* [PROBLEM DETAILS]: Find every line of the listing below where "点击列表链接" appears, and copy it.

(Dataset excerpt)
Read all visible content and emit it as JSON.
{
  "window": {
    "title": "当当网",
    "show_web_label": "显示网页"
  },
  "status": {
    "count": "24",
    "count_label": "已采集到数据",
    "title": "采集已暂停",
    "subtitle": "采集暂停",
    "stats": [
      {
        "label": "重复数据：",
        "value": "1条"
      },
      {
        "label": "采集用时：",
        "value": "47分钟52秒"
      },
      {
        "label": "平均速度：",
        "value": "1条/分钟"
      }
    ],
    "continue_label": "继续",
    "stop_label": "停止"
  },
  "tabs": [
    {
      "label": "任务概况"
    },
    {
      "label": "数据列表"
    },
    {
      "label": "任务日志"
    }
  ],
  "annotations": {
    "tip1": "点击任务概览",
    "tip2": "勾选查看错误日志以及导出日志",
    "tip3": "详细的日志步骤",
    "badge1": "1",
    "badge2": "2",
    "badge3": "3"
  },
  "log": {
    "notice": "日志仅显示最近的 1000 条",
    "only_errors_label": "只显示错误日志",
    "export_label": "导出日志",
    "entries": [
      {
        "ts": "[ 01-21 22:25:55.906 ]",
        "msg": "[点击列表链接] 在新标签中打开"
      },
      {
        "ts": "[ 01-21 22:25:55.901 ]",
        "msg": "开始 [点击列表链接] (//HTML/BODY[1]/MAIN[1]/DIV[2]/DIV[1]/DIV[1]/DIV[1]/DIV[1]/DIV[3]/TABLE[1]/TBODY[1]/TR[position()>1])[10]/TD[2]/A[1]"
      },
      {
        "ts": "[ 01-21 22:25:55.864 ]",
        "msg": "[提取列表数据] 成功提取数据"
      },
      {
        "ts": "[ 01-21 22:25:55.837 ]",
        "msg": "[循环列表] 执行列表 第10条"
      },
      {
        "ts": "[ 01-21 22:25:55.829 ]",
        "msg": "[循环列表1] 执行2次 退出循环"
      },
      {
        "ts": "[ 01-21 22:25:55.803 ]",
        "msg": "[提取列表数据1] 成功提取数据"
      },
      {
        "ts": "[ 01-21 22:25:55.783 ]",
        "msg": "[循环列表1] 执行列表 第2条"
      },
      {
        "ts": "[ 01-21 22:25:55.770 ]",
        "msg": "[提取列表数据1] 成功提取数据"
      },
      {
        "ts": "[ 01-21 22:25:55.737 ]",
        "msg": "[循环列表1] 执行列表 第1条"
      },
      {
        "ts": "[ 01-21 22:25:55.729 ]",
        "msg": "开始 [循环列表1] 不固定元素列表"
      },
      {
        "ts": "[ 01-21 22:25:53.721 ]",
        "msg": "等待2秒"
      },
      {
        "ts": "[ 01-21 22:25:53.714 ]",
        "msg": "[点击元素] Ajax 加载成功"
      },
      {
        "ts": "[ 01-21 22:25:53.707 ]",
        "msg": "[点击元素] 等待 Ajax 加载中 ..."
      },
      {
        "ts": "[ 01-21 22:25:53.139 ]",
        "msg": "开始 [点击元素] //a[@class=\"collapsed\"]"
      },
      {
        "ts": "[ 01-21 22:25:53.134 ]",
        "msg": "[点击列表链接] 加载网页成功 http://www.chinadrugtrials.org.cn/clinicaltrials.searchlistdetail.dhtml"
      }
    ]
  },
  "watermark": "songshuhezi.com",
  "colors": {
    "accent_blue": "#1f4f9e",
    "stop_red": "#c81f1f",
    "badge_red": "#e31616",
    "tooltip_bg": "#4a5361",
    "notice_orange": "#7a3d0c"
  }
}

* [SOLUTION FOR THIS PROBLEM]:
        "msg": "[点击列表链接] 在新标签中打开"
        "msg": "开始 [点击列表链接] (//HTML/BODY[1]/MAIN[1]/DIV[2]/DIV[1]/DIV[1]/DIV[1]/DIV[1]/DIV[3]/TABLE[1]/TBODY[1]/TR[position()>1])[10]/TD[2]/A[1]"
        "msg": "[点击列表链接] 加载网页成功 http://www.chinadrugtrials.org.cn/clinicaltrials.searchlistdetail.dhtml"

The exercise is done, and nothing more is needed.